-- BEGIN --

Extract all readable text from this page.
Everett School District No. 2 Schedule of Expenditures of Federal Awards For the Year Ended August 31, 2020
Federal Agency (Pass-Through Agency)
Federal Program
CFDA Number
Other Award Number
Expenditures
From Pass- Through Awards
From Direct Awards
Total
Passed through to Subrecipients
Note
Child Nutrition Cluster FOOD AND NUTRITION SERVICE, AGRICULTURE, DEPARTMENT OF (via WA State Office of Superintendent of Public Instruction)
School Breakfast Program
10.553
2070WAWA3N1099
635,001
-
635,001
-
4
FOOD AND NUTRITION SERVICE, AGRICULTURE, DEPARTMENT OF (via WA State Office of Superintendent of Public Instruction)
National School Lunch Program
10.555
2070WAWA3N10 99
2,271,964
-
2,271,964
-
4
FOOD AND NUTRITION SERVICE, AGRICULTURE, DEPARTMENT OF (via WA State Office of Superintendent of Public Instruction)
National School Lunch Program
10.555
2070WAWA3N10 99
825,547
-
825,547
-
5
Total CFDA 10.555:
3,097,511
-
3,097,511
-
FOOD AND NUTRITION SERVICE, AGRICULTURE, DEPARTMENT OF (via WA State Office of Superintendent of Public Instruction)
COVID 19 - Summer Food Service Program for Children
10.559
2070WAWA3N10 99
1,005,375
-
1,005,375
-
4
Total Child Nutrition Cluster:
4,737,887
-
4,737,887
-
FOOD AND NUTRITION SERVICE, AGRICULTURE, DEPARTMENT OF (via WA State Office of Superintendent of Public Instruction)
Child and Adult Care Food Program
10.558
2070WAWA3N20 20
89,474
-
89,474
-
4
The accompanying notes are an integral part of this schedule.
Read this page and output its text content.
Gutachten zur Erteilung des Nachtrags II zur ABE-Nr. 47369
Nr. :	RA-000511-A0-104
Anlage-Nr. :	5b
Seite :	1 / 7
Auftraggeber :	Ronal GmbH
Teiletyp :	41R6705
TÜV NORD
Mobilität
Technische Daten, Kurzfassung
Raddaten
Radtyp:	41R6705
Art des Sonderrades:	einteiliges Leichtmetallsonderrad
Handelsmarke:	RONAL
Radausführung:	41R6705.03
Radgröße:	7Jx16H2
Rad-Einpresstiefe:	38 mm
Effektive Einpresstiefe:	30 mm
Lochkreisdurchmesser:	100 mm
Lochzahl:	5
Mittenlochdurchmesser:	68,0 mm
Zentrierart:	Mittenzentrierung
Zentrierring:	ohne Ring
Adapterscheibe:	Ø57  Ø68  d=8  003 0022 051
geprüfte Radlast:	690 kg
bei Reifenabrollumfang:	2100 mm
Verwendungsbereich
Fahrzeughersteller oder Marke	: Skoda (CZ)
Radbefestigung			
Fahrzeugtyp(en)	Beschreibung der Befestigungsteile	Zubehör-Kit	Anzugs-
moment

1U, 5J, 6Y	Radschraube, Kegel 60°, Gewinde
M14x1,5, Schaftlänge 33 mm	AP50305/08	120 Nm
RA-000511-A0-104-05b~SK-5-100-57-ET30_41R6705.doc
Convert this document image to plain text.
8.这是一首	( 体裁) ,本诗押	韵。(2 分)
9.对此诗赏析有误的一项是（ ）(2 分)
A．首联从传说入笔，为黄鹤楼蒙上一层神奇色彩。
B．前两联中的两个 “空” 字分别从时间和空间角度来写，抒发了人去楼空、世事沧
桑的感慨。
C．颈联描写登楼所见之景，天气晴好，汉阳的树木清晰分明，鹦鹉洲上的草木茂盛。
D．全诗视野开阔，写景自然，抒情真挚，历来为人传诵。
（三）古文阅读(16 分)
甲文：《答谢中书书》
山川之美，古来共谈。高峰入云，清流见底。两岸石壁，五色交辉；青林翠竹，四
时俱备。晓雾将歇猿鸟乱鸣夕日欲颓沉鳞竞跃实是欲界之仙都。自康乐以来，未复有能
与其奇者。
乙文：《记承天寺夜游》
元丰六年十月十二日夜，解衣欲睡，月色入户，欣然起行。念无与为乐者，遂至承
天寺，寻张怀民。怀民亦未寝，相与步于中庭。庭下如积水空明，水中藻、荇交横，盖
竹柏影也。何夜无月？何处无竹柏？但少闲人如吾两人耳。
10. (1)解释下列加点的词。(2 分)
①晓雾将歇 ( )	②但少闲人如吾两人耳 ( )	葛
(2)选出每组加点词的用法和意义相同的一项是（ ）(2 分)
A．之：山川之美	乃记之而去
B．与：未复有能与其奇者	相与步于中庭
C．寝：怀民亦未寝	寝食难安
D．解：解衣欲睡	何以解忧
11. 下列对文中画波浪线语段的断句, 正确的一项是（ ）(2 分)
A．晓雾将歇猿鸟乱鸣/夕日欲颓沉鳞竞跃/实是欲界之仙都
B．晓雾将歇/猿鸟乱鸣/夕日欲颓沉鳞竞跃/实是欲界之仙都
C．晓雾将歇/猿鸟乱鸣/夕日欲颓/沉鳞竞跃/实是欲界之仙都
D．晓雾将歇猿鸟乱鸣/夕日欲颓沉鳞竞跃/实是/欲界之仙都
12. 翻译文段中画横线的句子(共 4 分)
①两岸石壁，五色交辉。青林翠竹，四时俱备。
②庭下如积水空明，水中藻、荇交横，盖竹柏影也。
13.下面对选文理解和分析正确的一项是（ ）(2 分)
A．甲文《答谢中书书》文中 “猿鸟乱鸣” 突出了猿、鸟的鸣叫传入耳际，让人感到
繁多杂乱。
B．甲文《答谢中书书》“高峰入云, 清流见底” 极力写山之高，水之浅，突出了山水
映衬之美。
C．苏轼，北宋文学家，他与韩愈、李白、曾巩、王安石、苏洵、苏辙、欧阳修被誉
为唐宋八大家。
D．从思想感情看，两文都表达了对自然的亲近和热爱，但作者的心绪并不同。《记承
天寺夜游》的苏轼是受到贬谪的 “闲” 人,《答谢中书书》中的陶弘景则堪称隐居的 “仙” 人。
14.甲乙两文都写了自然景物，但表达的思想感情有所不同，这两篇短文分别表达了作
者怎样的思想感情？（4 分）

-- END --

§ WHAT THE TASK ASKS: Check each line of the records above for "Federal", and copy those that have it.

§ REPLY TO THE TASK:
Everett School District No. 2 Schedule of Expenditures of Federal Awards For the Year Ended August 31, 2020
Federal Agency (Pass-Through Agency)
Federal Program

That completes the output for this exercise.